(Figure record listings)
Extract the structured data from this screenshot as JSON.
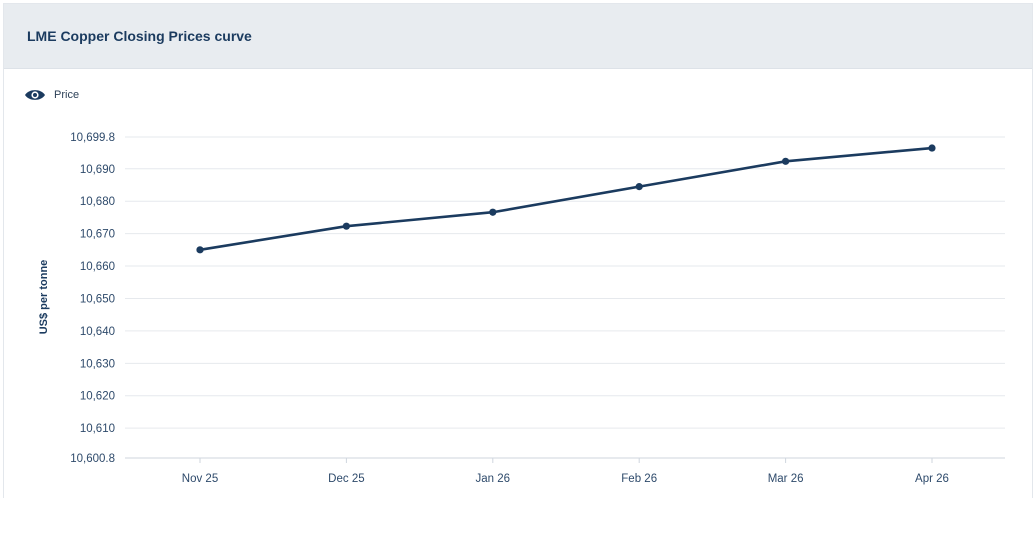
{
  "header": {
    "title": "LME Copper Closing Prices curve"
  },
  "legend": {
    "icon": "eye-icon",
    "label": "Price"
  },
  "colors": {
    "line": "#1b3b5f",
    "grid": "#e6e9ed",
    "header_bg": "#e8ecf0"
  },
  "chart_data": {
    "type": "line",
    "title": "LME Copper Closing Prices curve",
    "xlabel": "",
    "ylabel": "US$ per tonne",
    "categories": [
      "Nov 25",
      "Dec 25",
      "Jan 26",
      "Feb 26",
      "Mar 26",
      "Apr 26"
    ],
    "series": [
      {
        "name": "Price",
        "values": [
          10665.0,
          10672.3,
          10676.6,
          10684.5,
          10692.3,
          10696.4
        ]
      }
    ],
    "ylim": [
      10600.8,
      10699.8
    ],
    "y_ticks": [
      10600.8,
      10610,
      10620,
      10630,
      10640,
      10650,
      10660,
      10670,
      10680,
      10690,
      10699.8
    ],
    "y_tick_labels": [
      "10,600.8",
      "10,610",
      "10,620",
      "10,630",
      "10,640",
      "10,650",
      "10,660",
      "10,670",
      "10,680",
      "10,690",
      "10,699.8"
    ],
    "grid": true,
    "legend_position": "top-left"
  }
}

▸ WHAT THIS TASK INVOLVES
Take the data above and repeat it exactly, leaving each picture out.

▸ SOLVED EXERCISE
Extract the structured data from this screenshot as JSON.
{
  "header": {
    "title": "LME Copper Closing Prices curve"
  },
  "legend": {
    "icon": "eye-icon",
    "label": "Price"
  },
  "colors": {
    "line": "#1b3b5f",
    "grid": "#e6e9ed",
    "header_bg": "#e8ecf0"
  },
  "chart_data": {
    "type": "line",
    "title": "LME Copper Closing Prices curve",
    "xlabel": "",
    "ylabel": "US$ per tonne",
    "categories": [
      "Nov 25",
      "Dec 25",
      "Jan 26",
      "Feb 26",
      "Mar 26",
      "Apr 26"
    ],
    "series": [
      {
        "name": "Price",
        "values": [
          10665.0,
          10672.3,
          10676.6,
          10684.5,
          10692.3,
          10696.4
        ]
      }
    ],
    "ylim": [
      10600.8,
      10699.8
    ],
    "y_ticks": [
      10600.8,
      10610,
      10620,
      10630,
      10640,
      10650,
      10660,
      10670,
      10680,
      10690,
      10699.8
    ],
    "y_tick_labels": [
      "10,600.8",
      "10,610",
      "10,620",
      "10,630",
      "10,640",
      "10,650",
      "10,660",
      "10,670",
      "10,680",
      "10,690",
      "10,699.8"
    ],
    "grid": true,
    "legend_position": "top-left"
  }
}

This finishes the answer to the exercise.